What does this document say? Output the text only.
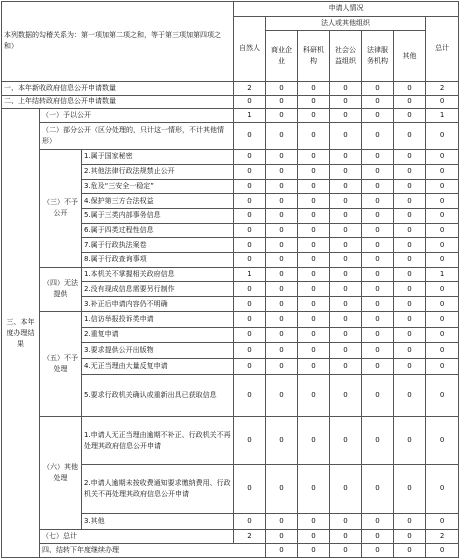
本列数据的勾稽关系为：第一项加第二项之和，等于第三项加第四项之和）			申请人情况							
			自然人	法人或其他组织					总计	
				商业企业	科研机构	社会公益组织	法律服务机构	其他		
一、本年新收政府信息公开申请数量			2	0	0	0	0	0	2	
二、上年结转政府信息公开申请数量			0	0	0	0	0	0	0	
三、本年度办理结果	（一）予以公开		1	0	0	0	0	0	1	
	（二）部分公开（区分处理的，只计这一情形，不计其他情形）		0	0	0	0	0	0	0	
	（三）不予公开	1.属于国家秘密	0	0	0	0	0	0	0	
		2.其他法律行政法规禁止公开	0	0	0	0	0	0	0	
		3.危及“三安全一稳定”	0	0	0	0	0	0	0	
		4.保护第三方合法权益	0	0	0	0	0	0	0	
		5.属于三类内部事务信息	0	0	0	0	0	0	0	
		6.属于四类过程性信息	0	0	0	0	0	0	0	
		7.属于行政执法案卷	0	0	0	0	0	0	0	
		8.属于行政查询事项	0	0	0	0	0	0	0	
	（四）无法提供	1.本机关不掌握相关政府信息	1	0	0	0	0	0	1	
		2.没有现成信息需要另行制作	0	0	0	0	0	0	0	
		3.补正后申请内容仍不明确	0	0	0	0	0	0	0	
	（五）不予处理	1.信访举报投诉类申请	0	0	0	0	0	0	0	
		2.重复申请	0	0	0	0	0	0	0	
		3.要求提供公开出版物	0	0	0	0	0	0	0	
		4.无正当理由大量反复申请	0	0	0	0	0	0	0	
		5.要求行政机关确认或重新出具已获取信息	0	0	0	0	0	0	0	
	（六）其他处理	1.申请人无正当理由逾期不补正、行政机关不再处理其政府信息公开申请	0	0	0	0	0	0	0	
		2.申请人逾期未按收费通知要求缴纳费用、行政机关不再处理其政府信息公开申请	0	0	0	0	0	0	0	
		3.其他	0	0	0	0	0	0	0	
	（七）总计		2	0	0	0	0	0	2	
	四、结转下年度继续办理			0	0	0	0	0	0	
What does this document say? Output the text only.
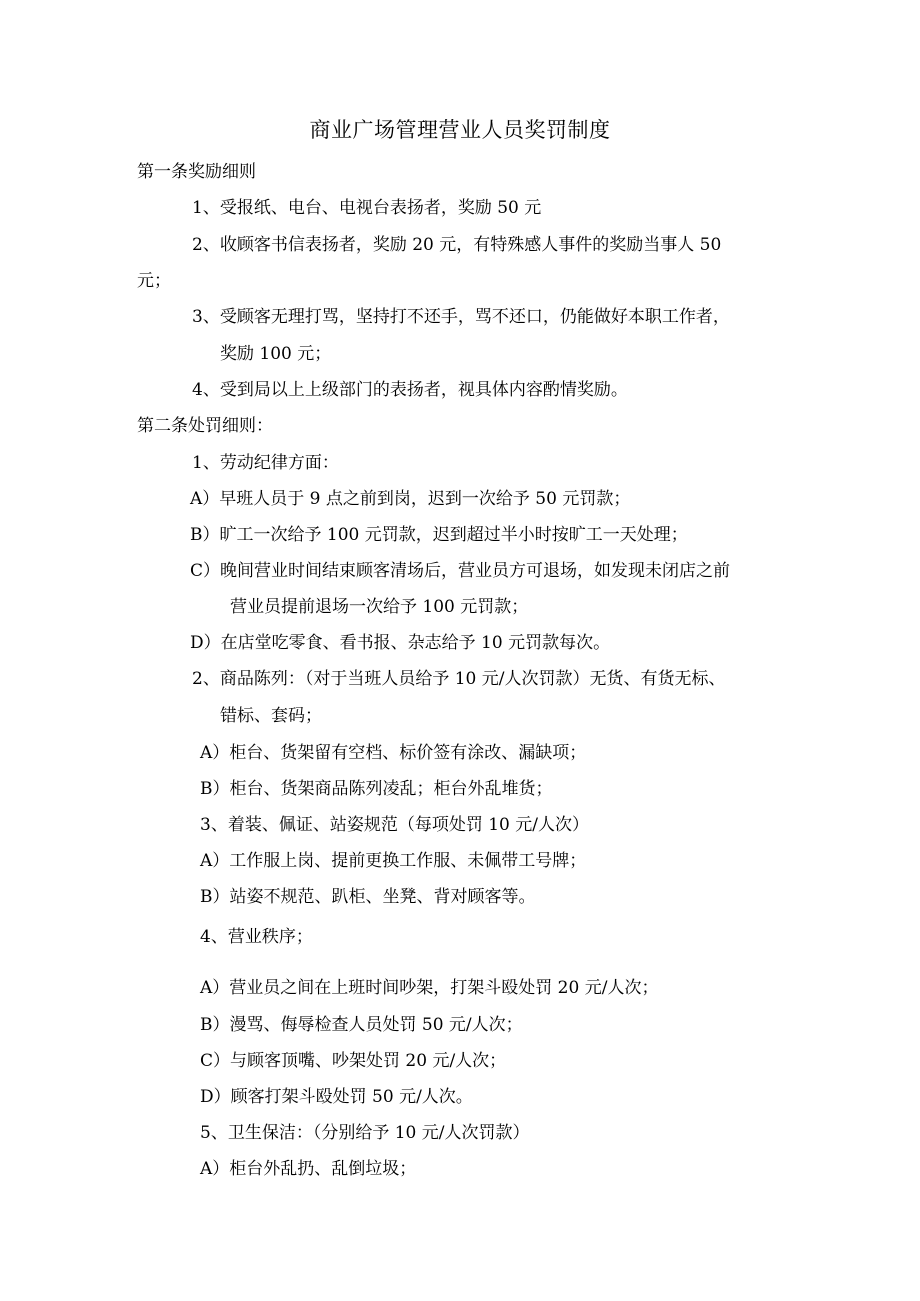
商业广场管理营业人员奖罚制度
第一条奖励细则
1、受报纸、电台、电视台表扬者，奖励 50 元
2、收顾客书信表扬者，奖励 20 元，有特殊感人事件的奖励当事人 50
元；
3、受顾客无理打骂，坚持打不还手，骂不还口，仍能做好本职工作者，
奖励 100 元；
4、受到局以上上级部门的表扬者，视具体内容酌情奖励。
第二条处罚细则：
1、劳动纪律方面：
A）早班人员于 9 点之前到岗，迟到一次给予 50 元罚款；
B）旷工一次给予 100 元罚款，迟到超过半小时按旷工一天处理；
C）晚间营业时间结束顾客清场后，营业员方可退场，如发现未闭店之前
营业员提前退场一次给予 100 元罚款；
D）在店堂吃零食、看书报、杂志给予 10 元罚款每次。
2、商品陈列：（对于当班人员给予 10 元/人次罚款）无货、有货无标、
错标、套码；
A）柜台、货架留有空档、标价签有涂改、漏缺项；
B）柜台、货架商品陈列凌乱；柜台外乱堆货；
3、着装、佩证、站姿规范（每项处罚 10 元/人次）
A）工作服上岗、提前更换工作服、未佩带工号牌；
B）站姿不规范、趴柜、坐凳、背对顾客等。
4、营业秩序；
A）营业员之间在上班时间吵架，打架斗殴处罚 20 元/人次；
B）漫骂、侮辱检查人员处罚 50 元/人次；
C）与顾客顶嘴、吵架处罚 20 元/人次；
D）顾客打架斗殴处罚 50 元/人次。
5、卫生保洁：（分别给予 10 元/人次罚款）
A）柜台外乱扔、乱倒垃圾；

######

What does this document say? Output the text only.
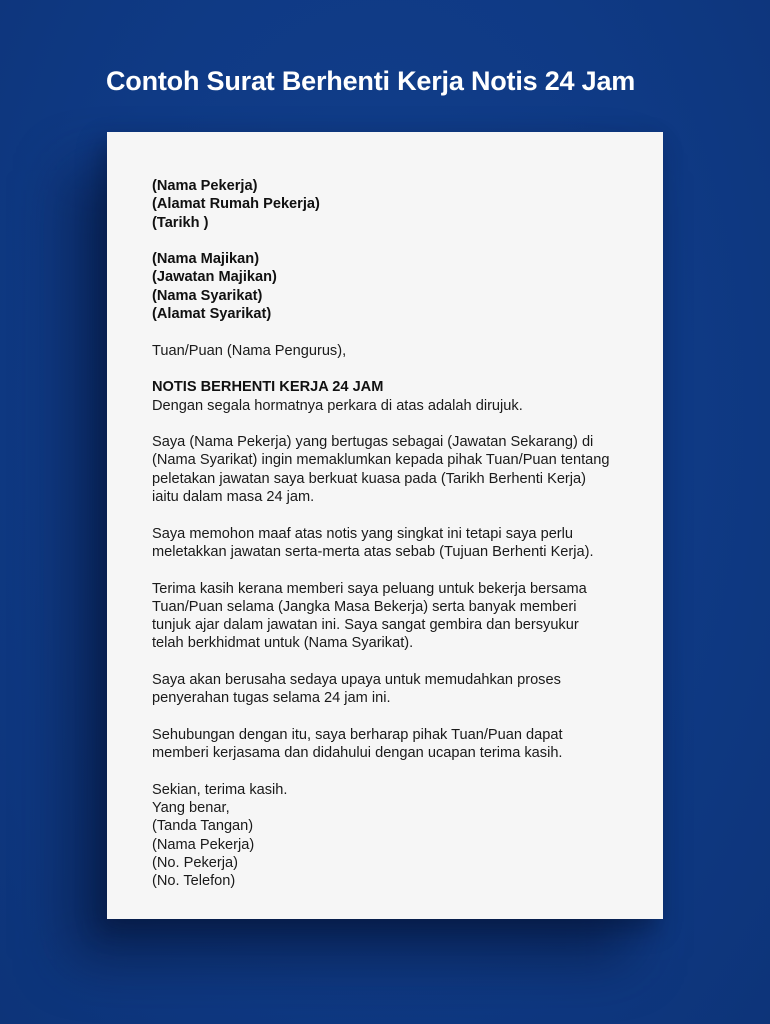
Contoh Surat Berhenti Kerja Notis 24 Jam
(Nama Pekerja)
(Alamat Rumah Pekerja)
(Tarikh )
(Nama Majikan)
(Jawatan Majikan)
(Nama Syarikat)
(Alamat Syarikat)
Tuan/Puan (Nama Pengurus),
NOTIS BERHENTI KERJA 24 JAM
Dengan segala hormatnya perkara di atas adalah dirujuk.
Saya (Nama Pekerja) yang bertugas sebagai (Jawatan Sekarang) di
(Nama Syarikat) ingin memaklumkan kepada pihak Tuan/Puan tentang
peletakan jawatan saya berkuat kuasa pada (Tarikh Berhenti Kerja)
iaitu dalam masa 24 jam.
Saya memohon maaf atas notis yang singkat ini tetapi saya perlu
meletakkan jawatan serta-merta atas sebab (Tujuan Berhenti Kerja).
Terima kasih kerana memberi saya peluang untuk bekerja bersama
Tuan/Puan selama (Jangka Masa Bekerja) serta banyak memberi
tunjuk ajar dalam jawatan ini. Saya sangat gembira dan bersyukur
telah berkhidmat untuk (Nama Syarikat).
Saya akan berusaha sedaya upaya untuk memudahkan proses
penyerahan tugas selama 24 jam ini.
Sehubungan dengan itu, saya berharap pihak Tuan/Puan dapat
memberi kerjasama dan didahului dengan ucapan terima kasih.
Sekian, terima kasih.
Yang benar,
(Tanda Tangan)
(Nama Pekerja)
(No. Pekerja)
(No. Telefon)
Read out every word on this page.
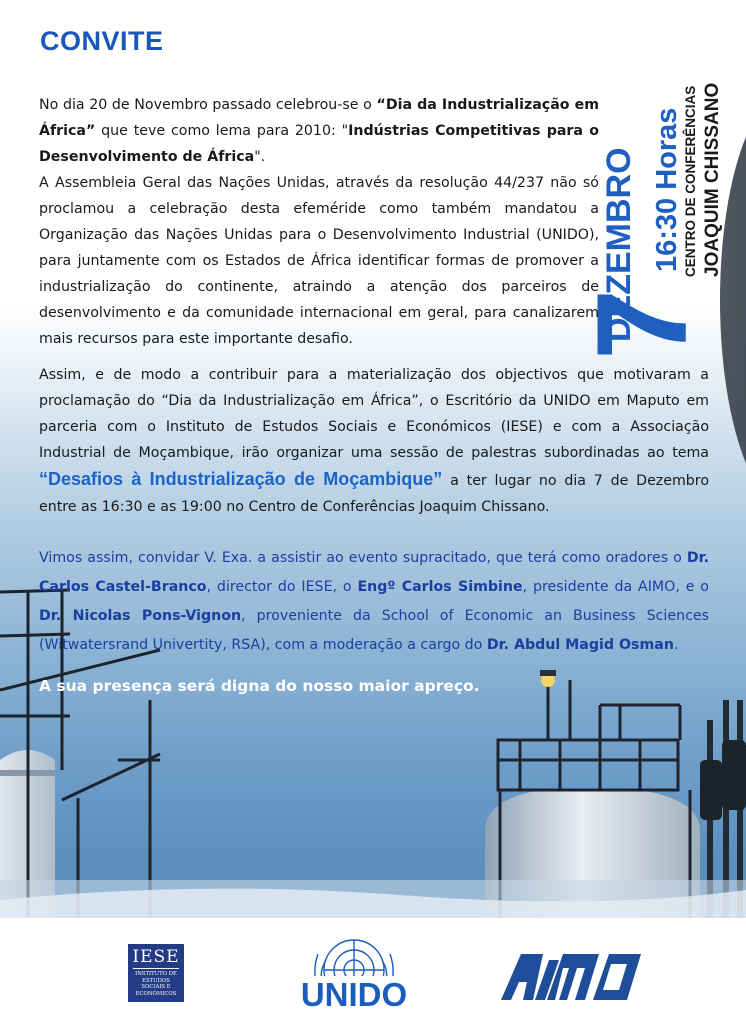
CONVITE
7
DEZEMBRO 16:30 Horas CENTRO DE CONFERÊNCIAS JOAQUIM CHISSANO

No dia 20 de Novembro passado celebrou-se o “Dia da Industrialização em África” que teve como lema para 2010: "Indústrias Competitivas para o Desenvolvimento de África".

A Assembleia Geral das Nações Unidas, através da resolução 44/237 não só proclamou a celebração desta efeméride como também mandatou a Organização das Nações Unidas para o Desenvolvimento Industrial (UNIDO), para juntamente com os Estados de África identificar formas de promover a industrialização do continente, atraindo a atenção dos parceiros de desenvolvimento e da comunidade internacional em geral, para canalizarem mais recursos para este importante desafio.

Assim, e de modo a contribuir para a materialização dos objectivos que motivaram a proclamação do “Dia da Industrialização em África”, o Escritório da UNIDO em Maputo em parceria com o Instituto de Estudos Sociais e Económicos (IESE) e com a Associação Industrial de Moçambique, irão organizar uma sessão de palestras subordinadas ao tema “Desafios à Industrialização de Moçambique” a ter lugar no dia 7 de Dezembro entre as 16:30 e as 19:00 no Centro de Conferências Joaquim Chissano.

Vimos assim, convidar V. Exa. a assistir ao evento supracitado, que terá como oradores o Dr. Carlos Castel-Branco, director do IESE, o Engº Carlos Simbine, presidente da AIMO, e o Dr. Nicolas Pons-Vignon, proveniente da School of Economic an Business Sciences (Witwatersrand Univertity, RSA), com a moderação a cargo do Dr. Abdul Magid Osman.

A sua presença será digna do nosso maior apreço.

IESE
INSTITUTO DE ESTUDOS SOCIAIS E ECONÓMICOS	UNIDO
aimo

######

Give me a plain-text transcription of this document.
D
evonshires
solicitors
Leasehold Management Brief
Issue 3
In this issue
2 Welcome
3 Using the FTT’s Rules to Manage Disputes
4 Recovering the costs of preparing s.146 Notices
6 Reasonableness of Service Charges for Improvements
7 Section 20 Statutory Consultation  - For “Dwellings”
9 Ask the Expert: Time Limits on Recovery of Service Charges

######

Task details:
Gather all lines where the word "Charges" appears.

Solved exercise:
6 Reasonableness of Service Charges for Improvements
9 Ask the Expert: Time Limits on Recovery of Service Charges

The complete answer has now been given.